Across the data below, how many lines hold "page"? Answer with that number and nothing else.

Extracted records
··········

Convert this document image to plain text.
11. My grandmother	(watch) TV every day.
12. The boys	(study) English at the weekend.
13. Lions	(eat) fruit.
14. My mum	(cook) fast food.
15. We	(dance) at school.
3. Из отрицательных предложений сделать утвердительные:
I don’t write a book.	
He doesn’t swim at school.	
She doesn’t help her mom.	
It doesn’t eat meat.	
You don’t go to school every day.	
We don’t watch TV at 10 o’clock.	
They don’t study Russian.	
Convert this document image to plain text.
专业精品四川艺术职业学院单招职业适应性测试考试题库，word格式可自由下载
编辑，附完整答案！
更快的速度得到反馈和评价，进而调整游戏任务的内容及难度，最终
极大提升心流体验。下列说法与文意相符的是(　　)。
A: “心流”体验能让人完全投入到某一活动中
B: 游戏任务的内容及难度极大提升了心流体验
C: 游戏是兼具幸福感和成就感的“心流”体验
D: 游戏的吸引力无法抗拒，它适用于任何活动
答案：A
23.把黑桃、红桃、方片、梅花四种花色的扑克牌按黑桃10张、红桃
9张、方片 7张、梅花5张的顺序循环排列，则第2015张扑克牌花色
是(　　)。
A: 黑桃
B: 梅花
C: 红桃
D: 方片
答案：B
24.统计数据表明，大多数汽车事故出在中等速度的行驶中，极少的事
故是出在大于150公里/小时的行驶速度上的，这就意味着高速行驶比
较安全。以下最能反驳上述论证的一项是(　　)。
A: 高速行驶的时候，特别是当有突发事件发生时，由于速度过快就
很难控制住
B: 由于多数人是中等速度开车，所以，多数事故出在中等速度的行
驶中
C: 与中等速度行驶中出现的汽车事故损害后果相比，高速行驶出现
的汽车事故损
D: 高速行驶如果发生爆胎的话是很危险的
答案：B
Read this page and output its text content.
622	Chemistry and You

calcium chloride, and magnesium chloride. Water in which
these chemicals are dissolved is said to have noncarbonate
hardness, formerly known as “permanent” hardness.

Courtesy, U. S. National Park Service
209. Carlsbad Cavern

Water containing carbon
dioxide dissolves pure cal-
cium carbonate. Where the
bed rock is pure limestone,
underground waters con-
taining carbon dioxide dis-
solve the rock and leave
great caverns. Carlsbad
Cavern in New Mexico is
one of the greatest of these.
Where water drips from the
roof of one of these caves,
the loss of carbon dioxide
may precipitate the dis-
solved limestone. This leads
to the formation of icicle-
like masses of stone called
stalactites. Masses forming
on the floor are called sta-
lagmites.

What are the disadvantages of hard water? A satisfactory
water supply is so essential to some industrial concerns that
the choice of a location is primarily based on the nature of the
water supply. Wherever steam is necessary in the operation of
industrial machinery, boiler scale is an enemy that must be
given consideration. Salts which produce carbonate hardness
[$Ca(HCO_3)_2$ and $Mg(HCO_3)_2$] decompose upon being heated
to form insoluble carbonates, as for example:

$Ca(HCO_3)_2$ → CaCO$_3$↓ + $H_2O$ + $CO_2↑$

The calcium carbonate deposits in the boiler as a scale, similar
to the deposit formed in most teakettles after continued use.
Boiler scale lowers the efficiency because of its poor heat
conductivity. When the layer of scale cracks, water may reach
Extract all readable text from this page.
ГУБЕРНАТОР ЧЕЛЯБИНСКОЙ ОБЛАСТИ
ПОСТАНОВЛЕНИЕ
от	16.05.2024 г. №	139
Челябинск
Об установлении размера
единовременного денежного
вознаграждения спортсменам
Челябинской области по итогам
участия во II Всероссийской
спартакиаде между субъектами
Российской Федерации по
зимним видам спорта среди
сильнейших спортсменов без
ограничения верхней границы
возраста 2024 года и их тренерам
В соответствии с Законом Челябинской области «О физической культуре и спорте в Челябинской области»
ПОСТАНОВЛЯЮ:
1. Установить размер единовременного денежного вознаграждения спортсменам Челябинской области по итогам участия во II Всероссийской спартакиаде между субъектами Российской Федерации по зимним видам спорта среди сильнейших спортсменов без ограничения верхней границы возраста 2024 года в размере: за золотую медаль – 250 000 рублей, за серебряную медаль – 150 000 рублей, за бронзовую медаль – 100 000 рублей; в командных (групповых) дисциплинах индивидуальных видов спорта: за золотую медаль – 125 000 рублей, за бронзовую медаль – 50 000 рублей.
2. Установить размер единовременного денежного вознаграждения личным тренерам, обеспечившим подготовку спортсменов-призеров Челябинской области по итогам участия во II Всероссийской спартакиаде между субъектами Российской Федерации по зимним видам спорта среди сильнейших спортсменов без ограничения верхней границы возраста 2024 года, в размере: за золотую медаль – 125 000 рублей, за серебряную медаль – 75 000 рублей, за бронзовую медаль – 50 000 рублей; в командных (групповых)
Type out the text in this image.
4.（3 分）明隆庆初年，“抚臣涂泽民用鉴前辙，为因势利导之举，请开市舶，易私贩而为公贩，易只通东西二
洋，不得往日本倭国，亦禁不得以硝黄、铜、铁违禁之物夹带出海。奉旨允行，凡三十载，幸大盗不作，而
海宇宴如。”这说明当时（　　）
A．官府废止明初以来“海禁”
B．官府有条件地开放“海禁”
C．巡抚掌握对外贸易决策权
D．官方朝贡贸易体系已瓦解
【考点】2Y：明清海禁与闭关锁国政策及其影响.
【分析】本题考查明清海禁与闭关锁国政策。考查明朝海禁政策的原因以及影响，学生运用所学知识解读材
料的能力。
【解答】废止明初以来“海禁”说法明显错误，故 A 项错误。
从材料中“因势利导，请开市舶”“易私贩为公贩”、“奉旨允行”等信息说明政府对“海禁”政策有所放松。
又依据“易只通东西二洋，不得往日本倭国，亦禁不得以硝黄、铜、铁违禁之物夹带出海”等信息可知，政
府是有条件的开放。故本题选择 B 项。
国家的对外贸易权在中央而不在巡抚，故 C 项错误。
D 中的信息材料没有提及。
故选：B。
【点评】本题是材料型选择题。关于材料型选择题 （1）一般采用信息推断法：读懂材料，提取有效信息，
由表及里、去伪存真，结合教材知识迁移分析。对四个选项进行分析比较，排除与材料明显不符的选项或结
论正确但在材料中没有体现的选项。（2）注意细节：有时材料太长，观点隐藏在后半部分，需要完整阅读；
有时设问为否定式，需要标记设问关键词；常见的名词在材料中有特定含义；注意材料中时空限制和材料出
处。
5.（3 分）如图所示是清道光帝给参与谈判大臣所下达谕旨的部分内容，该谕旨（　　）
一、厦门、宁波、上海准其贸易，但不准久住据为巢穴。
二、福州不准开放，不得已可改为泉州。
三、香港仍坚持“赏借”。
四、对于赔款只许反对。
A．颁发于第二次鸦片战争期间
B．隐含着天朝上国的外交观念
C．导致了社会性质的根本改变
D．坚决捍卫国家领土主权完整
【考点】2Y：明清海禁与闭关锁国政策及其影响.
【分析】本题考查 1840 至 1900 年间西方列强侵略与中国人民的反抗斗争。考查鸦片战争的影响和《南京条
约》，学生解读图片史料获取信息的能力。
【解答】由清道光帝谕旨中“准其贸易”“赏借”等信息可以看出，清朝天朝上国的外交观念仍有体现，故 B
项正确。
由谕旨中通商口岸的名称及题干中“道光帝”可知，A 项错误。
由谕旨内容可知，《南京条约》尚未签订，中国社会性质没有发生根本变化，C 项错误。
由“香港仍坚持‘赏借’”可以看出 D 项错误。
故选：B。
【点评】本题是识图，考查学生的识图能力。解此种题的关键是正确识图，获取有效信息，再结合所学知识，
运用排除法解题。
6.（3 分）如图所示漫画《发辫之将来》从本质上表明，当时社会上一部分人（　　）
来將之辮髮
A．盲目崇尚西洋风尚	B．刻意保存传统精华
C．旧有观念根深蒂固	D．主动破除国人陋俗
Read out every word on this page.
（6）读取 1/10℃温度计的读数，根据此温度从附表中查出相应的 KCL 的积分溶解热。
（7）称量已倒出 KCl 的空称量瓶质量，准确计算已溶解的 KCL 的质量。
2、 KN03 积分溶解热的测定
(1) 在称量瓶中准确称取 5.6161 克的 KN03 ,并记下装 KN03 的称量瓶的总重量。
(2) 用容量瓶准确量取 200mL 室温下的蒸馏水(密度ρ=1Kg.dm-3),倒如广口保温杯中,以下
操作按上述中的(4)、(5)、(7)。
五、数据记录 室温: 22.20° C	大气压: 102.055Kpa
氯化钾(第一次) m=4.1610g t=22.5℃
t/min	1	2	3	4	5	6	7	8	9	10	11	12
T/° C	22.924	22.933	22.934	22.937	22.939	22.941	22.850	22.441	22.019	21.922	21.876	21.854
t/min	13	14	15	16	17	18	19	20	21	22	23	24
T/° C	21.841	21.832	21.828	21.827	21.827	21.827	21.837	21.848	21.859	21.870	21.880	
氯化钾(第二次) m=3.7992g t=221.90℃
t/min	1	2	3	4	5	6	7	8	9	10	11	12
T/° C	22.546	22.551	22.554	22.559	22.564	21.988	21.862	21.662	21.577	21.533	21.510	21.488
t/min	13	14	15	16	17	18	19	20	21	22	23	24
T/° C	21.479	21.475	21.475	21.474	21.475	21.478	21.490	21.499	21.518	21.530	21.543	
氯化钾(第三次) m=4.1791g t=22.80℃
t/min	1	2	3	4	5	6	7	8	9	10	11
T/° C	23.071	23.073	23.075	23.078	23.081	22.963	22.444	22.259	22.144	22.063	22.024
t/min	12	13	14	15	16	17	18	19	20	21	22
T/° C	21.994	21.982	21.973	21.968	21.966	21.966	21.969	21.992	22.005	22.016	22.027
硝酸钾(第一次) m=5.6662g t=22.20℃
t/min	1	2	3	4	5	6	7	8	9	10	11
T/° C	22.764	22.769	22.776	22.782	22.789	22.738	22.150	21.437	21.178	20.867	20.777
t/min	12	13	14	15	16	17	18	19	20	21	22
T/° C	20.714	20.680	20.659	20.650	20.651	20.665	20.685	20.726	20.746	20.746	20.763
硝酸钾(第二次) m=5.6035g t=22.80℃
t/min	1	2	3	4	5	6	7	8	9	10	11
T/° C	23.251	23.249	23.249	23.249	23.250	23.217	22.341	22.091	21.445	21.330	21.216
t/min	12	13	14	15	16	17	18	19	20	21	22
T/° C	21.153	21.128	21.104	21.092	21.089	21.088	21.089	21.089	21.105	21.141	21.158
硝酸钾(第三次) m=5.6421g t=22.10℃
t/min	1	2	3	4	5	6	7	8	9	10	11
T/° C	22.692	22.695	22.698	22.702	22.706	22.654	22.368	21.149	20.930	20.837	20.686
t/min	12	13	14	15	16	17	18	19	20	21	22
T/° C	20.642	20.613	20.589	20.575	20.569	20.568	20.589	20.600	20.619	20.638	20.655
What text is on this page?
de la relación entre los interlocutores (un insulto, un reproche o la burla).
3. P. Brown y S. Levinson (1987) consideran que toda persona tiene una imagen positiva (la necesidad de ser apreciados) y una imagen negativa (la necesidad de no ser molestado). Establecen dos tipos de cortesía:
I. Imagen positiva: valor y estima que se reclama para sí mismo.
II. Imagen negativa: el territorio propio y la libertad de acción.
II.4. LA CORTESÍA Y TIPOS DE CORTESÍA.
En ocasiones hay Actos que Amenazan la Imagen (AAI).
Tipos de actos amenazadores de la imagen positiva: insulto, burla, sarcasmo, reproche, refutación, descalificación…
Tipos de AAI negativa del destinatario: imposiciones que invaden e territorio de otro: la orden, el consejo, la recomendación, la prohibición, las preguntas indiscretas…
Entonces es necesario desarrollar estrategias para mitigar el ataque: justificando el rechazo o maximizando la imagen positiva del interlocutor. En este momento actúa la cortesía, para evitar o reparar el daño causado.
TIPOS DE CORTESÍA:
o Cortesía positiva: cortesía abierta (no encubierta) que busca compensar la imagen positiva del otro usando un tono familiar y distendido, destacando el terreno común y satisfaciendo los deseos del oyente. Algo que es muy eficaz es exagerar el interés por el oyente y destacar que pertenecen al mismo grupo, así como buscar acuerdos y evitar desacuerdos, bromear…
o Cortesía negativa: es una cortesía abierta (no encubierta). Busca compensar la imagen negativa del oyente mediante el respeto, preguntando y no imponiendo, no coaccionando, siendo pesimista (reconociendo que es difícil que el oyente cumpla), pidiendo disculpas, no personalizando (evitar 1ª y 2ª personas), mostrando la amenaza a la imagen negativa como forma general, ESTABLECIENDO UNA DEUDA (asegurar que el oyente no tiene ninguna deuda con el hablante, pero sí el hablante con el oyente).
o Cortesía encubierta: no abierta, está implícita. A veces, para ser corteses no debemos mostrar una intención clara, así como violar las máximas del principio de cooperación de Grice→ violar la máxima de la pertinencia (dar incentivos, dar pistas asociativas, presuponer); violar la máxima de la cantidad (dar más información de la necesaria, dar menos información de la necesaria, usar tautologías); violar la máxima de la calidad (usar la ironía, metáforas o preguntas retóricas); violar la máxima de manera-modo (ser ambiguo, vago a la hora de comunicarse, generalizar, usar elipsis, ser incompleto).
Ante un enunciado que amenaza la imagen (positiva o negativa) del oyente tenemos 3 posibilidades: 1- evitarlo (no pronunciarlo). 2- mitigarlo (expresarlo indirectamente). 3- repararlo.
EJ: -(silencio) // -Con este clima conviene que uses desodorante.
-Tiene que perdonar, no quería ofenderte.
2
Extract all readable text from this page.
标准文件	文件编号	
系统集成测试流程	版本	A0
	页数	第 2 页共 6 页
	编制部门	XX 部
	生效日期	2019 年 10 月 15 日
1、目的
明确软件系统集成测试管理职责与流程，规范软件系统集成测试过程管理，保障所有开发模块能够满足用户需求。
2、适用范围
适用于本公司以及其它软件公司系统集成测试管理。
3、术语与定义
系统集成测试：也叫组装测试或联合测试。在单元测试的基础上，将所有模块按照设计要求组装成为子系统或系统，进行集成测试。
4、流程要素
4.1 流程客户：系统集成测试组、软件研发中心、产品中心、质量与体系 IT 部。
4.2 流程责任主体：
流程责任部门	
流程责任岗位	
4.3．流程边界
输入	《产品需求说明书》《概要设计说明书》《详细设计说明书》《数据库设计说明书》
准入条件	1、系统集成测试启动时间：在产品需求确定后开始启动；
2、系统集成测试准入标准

··········

- **Expected answer**
5